- **Required work**: Each line that holds the word "Example" counts once; report how many lines do so and nothing else.

━━━━━ Available records ━━━━━

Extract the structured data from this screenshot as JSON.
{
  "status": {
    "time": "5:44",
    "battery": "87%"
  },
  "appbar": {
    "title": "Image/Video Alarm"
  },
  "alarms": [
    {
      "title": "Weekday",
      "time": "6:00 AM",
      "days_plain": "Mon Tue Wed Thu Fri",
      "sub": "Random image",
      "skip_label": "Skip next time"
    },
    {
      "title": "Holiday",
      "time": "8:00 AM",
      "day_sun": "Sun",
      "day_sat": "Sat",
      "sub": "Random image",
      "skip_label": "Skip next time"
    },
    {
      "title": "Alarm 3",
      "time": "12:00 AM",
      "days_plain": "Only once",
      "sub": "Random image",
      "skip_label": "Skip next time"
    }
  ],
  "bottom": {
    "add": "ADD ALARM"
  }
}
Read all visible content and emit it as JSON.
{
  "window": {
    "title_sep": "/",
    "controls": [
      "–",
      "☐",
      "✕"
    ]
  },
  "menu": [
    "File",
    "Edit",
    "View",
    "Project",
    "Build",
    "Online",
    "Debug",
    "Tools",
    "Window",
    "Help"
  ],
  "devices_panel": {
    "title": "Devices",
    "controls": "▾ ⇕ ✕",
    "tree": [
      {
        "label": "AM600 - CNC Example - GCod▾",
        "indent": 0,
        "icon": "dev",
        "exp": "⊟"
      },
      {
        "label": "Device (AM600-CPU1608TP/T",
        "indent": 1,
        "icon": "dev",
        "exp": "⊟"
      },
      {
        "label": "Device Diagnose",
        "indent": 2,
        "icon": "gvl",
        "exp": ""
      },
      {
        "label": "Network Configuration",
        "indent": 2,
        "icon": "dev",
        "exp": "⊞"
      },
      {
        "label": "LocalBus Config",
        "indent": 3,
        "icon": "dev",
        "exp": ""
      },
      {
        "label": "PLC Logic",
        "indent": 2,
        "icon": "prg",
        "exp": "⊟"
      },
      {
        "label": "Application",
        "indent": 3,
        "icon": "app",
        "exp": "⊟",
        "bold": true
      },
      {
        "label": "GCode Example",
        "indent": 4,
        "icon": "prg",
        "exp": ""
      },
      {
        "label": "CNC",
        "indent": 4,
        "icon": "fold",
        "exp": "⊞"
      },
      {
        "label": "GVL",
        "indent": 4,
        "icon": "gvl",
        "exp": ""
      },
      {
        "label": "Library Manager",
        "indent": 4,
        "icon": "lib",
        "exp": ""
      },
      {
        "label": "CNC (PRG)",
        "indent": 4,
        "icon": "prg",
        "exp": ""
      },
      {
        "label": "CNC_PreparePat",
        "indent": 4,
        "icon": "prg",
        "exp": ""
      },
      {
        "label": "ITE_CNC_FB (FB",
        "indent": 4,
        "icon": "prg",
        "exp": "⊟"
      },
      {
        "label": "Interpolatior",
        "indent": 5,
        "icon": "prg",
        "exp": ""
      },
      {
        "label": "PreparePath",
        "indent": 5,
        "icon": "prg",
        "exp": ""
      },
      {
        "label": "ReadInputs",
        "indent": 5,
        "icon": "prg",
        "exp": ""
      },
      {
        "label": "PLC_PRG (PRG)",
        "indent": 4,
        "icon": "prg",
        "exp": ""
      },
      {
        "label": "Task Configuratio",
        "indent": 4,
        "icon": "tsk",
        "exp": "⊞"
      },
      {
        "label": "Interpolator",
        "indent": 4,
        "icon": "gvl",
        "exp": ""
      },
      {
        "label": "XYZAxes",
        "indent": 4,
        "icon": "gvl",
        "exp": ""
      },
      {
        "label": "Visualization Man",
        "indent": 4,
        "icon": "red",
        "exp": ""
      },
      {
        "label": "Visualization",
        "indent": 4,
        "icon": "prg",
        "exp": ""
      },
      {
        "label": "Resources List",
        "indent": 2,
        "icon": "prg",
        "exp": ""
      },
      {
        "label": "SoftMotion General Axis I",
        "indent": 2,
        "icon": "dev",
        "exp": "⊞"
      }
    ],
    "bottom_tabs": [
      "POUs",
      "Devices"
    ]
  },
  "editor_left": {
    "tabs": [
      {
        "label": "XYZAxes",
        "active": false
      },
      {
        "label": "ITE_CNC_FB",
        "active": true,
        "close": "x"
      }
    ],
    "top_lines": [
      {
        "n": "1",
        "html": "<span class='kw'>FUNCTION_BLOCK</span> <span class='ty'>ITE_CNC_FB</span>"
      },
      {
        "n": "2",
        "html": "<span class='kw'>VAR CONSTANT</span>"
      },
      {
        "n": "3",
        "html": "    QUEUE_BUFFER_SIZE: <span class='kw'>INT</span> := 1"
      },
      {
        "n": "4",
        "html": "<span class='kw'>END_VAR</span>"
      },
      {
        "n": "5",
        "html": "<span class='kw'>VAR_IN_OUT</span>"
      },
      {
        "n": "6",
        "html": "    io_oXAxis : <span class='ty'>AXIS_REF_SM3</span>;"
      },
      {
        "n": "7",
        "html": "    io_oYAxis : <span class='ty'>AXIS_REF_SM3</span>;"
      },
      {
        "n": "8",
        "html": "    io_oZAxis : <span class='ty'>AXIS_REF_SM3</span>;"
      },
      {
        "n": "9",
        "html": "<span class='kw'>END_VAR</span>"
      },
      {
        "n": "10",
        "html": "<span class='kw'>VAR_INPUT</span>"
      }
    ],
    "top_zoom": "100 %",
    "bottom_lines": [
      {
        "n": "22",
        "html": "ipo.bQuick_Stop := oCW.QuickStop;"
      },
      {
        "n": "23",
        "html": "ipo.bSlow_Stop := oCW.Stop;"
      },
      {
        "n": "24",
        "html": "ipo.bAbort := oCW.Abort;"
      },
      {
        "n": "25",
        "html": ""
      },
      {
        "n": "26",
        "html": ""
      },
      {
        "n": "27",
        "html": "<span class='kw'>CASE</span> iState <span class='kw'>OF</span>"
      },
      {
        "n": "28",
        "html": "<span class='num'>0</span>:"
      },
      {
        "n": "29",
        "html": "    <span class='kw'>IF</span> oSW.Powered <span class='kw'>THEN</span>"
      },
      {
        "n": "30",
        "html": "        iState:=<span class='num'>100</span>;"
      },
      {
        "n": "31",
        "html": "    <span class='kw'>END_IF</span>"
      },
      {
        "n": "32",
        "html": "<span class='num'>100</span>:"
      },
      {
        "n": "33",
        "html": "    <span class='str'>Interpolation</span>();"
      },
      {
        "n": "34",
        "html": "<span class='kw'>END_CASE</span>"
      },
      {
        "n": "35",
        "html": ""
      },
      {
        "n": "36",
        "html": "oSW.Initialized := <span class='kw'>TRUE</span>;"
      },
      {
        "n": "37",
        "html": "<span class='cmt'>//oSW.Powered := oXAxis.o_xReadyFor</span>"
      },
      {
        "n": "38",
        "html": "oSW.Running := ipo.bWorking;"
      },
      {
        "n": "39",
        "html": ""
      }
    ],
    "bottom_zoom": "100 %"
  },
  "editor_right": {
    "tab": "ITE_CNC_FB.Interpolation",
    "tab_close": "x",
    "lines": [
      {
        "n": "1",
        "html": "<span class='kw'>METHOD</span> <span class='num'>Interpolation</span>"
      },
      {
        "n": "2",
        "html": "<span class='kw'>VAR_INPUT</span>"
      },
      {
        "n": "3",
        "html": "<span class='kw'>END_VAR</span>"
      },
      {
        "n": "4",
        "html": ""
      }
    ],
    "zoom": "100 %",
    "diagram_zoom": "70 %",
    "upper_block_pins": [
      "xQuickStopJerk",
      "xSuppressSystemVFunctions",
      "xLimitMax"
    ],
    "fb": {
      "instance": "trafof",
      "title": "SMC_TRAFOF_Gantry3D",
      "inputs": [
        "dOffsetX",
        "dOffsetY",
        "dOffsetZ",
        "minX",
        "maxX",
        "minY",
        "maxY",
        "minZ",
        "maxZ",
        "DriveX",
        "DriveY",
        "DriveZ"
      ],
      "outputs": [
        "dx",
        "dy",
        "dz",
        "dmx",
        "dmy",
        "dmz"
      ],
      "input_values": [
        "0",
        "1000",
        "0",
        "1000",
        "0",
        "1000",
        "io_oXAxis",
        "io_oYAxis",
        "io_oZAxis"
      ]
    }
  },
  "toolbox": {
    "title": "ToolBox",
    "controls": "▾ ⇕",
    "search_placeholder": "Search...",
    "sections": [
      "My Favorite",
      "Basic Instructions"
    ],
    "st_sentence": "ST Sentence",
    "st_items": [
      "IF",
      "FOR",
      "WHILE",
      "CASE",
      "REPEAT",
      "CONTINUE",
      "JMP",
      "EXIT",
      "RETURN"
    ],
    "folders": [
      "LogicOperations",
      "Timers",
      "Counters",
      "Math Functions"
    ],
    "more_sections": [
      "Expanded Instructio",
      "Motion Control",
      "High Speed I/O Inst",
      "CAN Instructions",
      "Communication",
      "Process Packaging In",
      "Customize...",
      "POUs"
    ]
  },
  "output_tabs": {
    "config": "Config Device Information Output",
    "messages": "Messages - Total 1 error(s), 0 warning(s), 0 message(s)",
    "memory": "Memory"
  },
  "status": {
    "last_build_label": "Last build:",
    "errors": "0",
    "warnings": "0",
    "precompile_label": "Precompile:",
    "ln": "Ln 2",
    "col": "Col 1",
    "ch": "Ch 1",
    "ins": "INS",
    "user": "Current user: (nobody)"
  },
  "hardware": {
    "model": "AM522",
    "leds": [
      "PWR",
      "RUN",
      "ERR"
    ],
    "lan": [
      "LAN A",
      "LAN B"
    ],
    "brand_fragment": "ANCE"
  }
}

━━━━━

- **Answer below**: 2